**** THE RECORDS ****

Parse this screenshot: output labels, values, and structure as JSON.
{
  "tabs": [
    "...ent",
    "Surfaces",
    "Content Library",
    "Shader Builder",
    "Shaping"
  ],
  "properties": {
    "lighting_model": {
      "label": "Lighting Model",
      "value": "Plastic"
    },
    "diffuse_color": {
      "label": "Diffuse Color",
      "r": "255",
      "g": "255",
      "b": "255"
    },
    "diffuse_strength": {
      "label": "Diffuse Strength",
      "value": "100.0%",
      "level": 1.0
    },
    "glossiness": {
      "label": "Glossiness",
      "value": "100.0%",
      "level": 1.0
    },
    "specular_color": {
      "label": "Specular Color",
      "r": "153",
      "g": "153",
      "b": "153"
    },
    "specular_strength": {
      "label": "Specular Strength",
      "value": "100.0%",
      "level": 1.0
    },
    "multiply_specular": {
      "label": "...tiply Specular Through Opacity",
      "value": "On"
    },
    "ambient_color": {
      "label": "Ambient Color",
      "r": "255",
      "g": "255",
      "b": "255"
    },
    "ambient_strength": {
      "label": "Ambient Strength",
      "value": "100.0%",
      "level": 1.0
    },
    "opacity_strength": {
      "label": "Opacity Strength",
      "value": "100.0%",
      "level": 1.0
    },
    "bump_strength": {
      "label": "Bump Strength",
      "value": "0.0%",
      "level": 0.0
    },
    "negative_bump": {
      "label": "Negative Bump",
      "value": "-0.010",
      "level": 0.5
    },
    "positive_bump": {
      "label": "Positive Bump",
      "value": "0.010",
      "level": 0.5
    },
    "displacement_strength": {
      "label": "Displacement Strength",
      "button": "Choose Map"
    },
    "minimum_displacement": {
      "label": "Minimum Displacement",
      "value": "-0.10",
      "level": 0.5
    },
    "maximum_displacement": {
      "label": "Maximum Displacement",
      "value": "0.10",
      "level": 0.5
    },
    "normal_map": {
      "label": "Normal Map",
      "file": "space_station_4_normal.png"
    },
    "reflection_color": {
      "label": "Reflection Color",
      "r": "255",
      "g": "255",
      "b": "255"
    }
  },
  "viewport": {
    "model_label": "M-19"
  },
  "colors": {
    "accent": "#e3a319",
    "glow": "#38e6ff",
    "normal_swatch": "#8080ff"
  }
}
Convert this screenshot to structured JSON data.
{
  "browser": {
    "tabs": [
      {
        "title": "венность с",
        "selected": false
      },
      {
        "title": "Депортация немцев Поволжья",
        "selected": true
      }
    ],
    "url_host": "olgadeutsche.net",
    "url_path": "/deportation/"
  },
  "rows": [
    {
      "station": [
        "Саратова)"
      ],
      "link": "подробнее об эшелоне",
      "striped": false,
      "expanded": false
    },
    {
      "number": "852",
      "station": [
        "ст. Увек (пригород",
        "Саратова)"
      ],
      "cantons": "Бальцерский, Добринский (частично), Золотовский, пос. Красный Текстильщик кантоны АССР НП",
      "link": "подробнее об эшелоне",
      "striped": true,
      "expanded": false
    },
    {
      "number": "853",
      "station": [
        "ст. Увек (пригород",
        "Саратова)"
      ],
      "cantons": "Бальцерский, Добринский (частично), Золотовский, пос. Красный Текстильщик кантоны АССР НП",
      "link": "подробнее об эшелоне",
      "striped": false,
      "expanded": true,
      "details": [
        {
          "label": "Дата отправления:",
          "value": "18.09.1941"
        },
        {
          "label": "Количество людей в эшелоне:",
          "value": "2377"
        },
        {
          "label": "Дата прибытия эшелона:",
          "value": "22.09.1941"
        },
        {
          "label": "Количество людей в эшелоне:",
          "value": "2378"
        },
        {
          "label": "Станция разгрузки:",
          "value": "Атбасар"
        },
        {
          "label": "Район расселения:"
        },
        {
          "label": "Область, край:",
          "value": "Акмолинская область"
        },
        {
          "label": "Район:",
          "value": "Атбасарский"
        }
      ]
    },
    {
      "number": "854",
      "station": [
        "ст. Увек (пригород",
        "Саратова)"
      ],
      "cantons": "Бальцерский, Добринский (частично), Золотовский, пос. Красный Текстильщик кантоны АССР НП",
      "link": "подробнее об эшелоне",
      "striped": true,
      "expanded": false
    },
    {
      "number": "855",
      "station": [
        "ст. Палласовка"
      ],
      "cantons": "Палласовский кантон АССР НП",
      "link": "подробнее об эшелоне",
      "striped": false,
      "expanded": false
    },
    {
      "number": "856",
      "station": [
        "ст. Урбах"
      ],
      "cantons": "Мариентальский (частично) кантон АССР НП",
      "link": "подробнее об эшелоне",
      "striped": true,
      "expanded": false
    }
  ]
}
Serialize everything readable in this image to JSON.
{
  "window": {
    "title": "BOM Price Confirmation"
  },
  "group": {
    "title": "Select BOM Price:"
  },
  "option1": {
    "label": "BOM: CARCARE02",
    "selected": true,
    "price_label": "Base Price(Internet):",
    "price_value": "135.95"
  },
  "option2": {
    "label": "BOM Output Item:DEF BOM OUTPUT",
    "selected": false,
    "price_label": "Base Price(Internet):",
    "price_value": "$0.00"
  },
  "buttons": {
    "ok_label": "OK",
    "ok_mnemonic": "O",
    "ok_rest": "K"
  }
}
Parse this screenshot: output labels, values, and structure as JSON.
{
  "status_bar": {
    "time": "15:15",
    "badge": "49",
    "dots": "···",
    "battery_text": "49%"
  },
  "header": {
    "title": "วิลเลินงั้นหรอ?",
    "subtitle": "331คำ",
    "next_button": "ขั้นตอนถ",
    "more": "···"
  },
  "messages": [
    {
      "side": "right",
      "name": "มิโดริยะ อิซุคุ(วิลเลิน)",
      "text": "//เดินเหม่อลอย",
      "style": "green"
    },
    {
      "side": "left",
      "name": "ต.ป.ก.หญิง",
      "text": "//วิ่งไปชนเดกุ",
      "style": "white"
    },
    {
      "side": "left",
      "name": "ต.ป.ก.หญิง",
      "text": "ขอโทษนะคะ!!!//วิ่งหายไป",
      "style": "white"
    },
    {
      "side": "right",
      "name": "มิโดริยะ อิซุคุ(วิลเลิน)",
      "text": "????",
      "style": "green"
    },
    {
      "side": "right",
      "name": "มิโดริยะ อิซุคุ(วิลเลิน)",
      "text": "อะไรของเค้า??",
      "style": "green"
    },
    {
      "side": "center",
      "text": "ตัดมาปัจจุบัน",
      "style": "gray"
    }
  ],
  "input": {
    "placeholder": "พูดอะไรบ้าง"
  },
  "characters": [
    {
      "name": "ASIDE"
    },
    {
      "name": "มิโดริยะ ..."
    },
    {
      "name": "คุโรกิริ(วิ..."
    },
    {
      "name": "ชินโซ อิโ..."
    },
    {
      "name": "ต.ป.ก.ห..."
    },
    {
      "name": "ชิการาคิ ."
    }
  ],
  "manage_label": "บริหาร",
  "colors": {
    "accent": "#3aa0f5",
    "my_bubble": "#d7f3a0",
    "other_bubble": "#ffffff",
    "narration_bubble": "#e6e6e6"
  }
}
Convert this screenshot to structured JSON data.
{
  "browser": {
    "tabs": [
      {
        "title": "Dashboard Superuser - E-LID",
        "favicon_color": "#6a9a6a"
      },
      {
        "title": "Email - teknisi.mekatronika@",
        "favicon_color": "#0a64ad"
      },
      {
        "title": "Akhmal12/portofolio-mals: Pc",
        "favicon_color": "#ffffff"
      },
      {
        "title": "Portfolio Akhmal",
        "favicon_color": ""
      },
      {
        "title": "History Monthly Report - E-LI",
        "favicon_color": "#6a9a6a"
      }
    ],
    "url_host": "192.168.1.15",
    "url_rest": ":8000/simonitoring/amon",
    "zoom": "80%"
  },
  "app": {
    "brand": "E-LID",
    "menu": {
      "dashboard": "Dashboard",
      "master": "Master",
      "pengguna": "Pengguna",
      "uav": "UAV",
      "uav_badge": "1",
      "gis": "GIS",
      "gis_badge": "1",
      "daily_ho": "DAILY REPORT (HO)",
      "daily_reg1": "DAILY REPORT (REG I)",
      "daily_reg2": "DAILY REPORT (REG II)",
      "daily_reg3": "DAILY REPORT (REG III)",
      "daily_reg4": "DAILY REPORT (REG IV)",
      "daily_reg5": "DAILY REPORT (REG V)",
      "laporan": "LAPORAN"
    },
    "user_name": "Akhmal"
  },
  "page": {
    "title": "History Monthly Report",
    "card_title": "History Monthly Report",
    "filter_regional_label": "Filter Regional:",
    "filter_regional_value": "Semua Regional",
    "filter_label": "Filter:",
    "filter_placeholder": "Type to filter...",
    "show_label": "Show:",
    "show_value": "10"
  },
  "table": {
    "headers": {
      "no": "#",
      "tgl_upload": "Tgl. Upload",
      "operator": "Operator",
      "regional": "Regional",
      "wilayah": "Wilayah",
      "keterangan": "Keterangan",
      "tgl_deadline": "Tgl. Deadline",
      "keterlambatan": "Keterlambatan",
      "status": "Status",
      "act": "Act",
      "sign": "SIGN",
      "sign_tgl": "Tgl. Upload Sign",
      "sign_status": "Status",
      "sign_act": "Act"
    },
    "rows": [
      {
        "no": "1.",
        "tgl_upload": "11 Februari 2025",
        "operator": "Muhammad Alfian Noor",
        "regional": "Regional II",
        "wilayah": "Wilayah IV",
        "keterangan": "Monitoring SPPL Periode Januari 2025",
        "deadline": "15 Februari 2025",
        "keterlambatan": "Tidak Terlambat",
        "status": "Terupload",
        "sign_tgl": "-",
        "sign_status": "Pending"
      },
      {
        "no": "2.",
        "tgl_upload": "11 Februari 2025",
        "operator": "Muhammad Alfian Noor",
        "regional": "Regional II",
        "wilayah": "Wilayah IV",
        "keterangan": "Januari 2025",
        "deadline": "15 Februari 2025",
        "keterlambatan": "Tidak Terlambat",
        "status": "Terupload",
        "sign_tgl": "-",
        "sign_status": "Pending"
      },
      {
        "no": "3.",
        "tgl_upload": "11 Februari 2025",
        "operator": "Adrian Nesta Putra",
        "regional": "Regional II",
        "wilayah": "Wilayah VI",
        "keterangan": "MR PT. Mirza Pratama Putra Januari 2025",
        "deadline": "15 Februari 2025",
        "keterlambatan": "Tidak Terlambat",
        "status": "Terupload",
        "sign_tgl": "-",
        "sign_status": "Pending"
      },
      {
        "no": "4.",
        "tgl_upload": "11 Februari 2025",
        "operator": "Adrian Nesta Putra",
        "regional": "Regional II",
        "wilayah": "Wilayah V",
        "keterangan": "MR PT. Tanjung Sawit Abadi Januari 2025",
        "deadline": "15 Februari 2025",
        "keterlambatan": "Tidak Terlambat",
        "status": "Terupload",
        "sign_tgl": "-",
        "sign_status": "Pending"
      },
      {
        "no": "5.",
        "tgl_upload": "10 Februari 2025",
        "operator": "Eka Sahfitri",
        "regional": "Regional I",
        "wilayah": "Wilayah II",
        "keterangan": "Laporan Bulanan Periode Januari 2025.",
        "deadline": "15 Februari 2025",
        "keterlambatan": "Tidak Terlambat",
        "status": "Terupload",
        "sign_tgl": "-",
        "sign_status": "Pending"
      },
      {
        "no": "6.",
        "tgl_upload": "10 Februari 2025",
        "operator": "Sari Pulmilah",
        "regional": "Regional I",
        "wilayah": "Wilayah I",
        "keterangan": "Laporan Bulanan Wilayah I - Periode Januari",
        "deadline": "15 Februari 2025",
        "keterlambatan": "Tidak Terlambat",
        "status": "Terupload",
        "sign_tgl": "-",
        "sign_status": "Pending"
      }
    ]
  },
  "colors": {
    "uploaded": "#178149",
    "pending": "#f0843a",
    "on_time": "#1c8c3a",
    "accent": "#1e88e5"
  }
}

****

→ JOB:
Of the lines in the listing, how many hold the word "Dashboard"? Nothing but the number is needed.

→ SOLUTION TO THIS TASK:
2